* WORKING DATA
----------------------------------------

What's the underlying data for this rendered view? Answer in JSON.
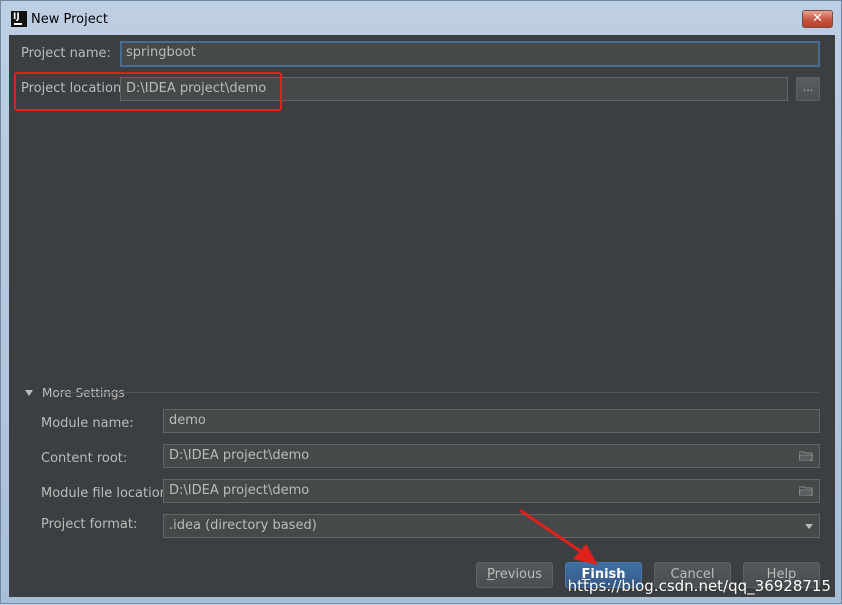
{
  "window": {
    "title": "New Project",
    "app_icon_text": "IJ",
    "close_symbol": "✕",
    "accent_color": "#466d94",
    "highlight_color": "#e0201c"
  },
  "form": {
    "project_name_label": "Project name:",
    "project_name_value": "springboot",
    "project_location_label": "Project location:",
    "project_location_value": "D:\\IDEA project\\demo",
    "browse_label": "..."
  },
  "more_settings": {
    "header": "More Settings",
    "module_name_label": "Module name:",
    "module_name_value": "demo",
    "content_root_label": "Content root:",
    "content_root_value": "D:\\IDEA project\\demo",
    "module_file_location_label": "Module file location:",
    "module_file_location_value": "D:\\IDEA project\\demo",
    "project_format_label": "Project format:",
    "project_format_value": ".idea (directory based)"
  },
  "buttons": {
    "previous_mnemonic": "P",
    "previous_rest": "revious",
    "finish_mnemonic": "F",
    "finish_rest": "inish",
    "cancel": "Cancel",
    "help": "Help"
  },
  "watermark": "https://blog.csdn.net/qq_36928715"
}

----------------------------------------

Check the data for the word "demo" and pull out the lines that have it.

* SOLUTION TO THIS TASK
    "project_location_value": "D:\\IDEA project\\demo",
    "module_name_value": "demo",
    "content_root_value": "D:\\IDEA project\\demo",
    "module_file_location_value": "D:\\IDEA project\\demo",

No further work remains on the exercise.